▸ **TASK DIRECTIONS**
Take every line that has the string "name" and copy it out.

--- start ---

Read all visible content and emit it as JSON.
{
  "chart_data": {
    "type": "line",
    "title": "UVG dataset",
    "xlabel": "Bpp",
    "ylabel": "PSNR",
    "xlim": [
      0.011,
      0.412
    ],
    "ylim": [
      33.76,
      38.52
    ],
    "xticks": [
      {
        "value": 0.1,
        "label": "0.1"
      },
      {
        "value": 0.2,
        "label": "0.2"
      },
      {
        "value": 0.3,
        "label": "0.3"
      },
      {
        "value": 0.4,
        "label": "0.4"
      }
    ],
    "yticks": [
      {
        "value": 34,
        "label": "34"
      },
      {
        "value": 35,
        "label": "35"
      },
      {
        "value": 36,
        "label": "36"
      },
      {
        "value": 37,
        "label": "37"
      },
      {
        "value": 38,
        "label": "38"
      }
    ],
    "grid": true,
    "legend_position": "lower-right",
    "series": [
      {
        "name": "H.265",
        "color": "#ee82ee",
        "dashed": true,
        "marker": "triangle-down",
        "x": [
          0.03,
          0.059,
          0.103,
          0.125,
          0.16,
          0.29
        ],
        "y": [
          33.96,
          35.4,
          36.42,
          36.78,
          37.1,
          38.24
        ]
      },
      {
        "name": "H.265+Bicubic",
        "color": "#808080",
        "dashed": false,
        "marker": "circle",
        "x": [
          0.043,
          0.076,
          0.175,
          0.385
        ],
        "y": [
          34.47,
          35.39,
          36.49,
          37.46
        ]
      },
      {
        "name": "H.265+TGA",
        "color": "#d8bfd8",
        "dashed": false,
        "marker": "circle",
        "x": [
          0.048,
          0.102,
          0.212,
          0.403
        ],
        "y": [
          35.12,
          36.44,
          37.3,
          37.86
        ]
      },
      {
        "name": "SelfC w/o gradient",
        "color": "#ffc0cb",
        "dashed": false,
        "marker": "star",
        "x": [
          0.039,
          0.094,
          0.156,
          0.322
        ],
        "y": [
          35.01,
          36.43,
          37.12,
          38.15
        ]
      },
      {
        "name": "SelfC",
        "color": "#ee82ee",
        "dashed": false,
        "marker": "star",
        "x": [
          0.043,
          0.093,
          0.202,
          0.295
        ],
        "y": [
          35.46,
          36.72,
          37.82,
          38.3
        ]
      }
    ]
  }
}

--- end ---

▸ **RESULT OF THIS TASK**
        "name": "H.265",
        "name": "H.265+Bicubic",
        "name": "H.265+TGA",
        "name": "SelfC w/o gradient",
        "name": "SelfC",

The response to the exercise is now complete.